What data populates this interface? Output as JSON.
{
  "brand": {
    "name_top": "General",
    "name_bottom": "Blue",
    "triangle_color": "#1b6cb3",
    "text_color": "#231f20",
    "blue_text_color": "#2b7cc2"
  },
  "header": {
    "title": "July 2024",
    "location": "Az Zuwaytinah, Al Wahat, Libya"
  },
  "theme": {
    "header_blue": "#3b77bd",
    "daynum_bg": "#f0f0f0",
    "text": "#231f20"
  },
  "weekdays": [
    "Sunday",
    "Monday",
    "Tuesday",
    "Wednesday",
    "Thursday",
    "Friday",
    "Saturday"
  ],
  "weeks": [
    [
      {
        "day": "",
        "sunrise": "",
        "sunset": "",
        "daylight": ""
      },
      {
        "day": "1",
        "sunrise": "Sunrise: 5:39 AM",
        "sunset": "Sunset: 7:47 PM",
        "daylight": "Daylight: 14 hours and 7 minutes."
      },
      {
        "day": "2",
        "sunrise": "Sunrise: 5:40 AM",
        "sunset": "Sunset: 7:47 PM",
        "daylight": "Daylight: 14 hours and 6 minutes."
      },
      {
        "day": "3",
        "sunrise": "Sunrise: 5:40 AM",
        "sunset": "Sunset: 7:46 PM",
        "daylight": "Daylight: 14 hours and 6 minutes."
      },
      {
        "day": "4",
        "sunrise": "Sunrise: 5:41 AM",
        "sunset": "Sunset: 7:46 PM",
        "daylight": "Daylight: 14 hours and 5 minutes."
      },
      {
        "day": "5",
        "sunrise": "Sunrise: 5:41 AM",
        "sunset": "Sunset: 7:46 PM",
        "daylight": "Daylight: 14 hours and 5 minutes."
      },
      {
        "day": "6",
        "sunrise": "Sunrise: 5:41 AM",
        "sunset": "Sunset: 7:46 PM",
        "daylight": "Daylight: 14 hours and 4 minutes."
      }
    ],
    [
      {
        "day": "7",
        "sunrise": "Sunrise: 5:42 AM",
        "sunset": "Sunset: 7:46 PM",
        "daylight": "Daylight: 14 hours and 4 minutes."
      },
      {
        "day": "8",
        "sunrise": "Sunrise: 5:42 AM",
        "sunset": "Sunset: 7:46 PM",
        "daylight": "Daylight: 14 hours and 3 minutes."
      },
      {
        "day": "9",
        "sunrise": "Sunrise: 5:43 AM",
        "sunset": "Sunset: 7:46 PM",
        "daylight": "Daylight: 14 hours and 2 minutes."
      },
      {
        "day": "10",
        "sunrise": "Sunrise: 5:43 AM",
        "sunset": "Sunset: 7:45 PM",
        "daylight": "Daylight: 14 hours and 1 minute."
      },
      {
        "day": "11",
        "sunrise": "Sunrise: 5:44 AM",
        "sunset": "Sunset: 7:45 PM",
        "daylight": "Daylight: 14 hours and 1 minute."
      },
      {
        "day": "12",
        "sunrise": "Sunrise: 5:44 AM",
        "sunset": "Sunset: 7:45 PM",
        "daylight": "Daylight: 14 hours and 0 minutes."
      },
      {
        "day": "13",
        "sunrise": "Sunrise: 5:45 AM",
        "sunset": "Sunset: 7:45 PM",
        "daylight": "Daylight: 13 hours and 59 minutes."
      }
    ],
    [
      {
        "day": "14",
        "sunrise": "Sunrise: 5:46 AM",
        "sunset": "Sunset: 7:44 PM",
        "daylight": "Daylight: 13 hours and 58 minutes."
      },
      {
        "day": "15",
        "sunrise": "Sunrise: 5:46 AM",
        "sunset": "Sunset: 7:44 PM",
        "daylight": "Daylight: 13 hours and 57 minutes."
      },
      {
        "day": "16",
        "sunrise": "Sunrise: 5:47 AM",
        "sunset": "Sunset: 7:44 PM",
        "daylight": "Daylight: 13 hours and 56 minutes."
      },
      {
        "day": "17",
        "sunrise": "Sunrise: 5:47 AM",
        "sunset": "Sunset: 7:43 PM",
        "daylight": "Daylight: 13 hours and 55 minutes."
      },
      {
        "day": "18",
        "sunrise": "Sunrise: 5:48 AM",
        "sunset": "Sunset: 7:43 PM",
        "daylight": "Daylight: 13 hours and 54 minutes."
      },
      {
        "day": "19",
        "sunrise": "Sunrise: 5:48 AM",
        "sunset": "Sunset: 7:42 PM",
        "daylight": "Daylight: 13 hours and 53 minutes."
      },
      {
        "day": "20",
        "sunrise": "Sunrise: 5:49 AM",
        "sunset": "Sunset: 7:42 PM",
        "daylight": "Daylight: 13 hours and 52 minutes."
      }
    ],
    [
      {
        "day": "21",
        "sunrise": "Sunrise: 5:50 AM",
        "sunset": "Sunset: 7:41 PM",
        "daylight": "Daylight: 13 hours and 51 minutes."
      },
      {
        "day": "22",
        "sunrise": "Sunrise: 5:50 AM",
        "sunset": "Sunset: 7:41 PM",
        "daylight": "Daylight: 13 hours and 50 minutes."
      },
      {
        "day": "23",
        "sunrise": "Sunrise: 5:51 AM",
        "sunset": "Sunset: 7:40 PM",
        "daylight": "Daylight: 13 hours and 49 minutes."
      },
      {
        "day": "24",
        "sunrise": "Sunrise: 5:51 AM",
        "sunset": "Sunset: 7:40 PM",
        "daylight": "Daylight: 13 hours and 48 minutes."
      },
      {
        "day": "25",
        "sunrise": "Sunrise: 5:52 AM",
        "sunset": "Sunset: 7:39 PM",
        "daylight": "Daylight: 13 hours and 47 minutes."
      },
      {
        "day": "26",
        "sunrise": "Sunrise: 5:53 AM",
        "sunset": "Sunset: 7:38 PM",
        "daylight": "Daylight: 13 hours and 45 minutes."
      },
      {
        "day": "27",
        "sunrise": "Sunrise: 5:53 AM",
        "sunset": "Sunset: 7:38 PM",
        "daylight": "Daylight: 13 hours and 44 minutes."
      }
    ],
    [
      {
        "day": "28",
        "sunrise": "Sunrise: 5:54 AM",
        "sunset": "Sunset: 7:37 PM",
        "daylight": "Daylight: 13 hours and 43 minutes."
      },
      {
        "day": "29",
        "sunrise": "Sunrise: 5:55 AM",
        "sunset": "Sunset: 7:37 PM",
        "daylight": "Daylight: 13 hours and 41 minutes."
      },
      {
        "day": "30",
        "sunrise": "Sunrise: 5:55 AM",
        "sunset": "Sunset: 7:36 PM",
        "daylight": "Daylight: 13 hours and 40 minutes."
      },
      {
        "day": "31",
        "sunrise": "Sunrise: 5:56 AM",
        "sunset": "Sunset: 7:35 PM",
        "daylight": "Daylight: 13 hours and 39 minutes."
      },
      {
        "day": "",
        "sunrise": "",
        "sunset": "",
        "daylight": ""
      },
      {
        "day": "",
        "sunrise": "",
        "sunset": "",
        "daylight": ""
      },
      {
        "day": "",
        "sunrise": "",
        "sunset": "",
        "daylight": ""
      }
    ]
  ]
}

· · ·

### [CHALLENGE]
Write out all the data again, exactly as it appears.

### [FULL RESPONSE]
What data populates this interface? Output as JSON.
{
  "brand": {
    "name_top": "General",
    "name_bottom": "Blue",
    "triangle_color": "#1b6cb3",
    "text_color": "#231f20",
    "blue_text_color": "#2b7cc2"
  },
  "header": {
    "title": "July 2024",
    "location": "Az Zuwaytinah, Al Wahat, Libya"
  },
  "theme": {
    "header_blue": "#3b77bd",
    "daynum_bg": "#f0f0f0",
    "text": "#231f20"
  },
  "weekdays": [
    "Sunday",
    "Monday",
    "Tuesday",
    "Wednesday",
    "Thursday",
    "Friday",
    "Saturday"
  ],
  "weeks": [
    [
      {
        "day": "",
        "sunrise": "",
        "sunset": "",
        "daylight": ""
      },
      {
        "day": "1",
        "sunrise": "Sunrise: 5:39 AM",
        "sunset": "Sunset: 7:47 PM",
        "daylight": "Daylight: 14 hours and 7 minutes."
      },
      {
        "day": "2",
        "sunrise": "Sunrise: 5:40 AM",
        "sunset": "Sunset: 7:47 PM",
        "daylight": "Daylight: 14 hours and 6 minutes."
      },
      {
        "day": "3",
        "sunrise": "Sunrise: 5:40 AM",
        "sunset": "Sunset: 7:46 PM",
        "daylight": "Daylight: 14 hours and 6 minutes."
      },
      {
        "day": "4",
        "sunrise": "Sunrise: 5:41 AM",
        "sunset": "Sunset: 7:46 PM",
        "daylight": "Daylight: 14 hours and 5 minutes."
      },
      {
        "day": "5",
        "sunrise": "Sunrise: 5:41 AM",
        "sunset": "Sunset: 7:46 PM",
        "daylight": "Daylight: 14 hours and 5 minutes."
      },
      {
        "day": "6",
        "sunrise": "Sunrise: 5:41 AM",
        "sunset": "Sunset: 7:46 PM",
        "daylight": "Daylight: 14 hours and 4 minutes."
      }
    ],
    [
      {
        "day": "7",
        "sunrise": "Sunrise: 5:42 AM",
        "sunset": "Sunset: 7:46 PM",
        "daylight": "Daylight: 14 hours and 4 minutes."
      },
      {
        "day": "8",
        "sunrise": "Sunrise: 5:42 AM",
        "sunset": "Sunset: 7:46 PM",
        "daylight": "Daylight: 14 hours and 3 minutes."
      },
      {
        "day": "9",
        "sunrise": "Sunrise: 5:43 AM",
        "sunset": "Sunset: 7:46 PM",
        "daylight": "Daylight: 14 hours and 2 minutes."
      },
      {
        "day": "10",
        "sunrise": "Sunrise: 5:43 AM",
        "sunset": "Sunset: 7:45 PM",
        "daylight": "Daylight: 14 hours and 1 minute."
      },
      {
        "day": "11",
        "sunrise": "Sunrise: 5:44 AM",
        "sunset": "Sunset: 7:45 PM",
        "daylight": "Daylight: 14 hours and 1 minute."
      },
      {
        "day": "12",
        "sunrise": "Sunrise: 5:44 AM",
        "sunset": "Sunset: 7:45 PM",
        "daylight": "Daylight: 14 hours and 0 minutes."
      },
      {
        "day": "13",
        "sunrise": "Sunrise: 5:45 AM",
        "sunset": "Sunset: 7:45 PM",
        "daylight": "Daylight: 13 hours and 59 minutes."
      }
    ],
    [
      {
        "day": "14",
        "sunrise": "Sunrise: 5:46 AM",
        "sunset": "Sunset: 7:44 PM",
        "daylight": "Daylight: 13 hours and 58 minutes."
      },
      {
        "day": "15",
        "sunrise": "Sunrise: 5:46 AM",
        "sunset": "Sunset: 7:44 PM",
        "daylight": "Daylight: 13 hours and 57 minutes."
      },
      {
        "day": "16",
        "sunrise": "Sunrise: 5:47 AM",
        "sunset": "Sunset: 7:44 PM",
        "daylight": "Daylight: 13 hours and 56 minutes."
      },
      {
        "day": "17",
        "sunrise": "Sunrise: 5:47 AM",
        "sunset": "Sunset: 7:43 PM",
        "daylight": "Daylight: 13 hours and 55 minutes."
      },
      {
        "day": "18",
        "sunrise": "Sunrise: 5:48 AM",
        "sunset": "Sunset: 7:43 PM",
        "daylight": "Daylight: 13 hours and 54 minutes."
      },
      {
        "day": "19",
        "sunrise": "Sunrise: 5:48 AM",
        "sunset": "Sunset: 7:42 PM",
        "daylight": "Daylight: 13 hours and 53 minutes."
      },
      {
        "day": "20",
        "sunrise": "Sunrise: 5:49 AM",
        "sunset": "Sunset: 7:42 PM",
        "daylight": "Daylight: 13 hours and 52 minutes."
      }
    ],
    [
      {
        "day": "21",
        "sunrise": "Sunrise: 5:50 AM",
        "sunset": "Sunset: 7:41 PM",
        "daylight": "Daylight: 13 hours and 51 minutes."
      },
      {
        "day": "22",
        "sunrise": "Sunrise: 5:50 AM",
        "sunset": "Sunset: 7:41 PM",
        "daylight": "Daylight: 13 hours and 50 minutes."
      },
      {
        "day": "23",
        "sunrise": "Sunrise: 5:51 AM",
        "sunset": "Sunset: 7:40 PM",
        "daylight": "Daylight: 13 hours and 49 minutes."
      },
      {
        "day": "24",
        "sunrise": "Sunrise: 5:51 AM",
        "sunset": "Sunset: 7:40 PM",
        "daylight": "Daylight: 13 hours and 48 minutes."
      },
      {
        "day": "25",
        "sunrise": "Sunrise: 5:52 AM",
        "sunset": "Sunset: 7:39 PM",
        "daylight": "Daylight: 13 hours and 47 minutes."
      },
      {
        "day": "26",
        "sunrise": "Sunrise: 5:53 AM",
        "sunset": "Sunset: 7:38 PM",
        "daylight": "Daylight: 13 hours and 45 minutes."
      },
      {
        "day": "27",
        "sunrise": "Sunrise: 5:53 AM",
        "sunset": "Sunset: 7:38 PM",
        "daylight": "Daylight: 13 hours and 44 minutes."
      }
    ],
    [
      {
        "day": "28",
        "sunrise": "Sunrise: 5:54 AM",
        "sunset": "Sunset: 7:37 PM",
        "daylight": "Daylight: 13 hours and 43 minutes."
      },
      {
        "day": "29",
        "sunrise": "Sunrise: 5:55 AM",
        "sunset": "Sunset: 7:37 PM",
        "daylight": "Daylight: 13 hours and 41 minutes."
      },
      {
        "day": "30",
        "sunrise": "Sunrise: 5:55 AM",
        "sunset": "Sunset: 7:36 PM",
        "daylight": "Daylight: 13 hours and 40 minutes."
      },
      {
        "day": "31",
        "sunrise": "Sunrise: 5:56 AM",
        "sunset": "Sunset: 7:35 PM",
        "daylight": "Daylight: 13 hours and 39 minutes."
      },
      {
        "day": "",
        "sunrise": "",
        "sunset": "",
        "daylight": ""
      },
      {
        "day": "",
        "sunrise": "",
        "sunset": "",
        "daylight": ""
      },
      {
        "day": "",
        "sunrise": "",
        "sunset": "",
        "daylight": ""
      }
    ]
  ]
}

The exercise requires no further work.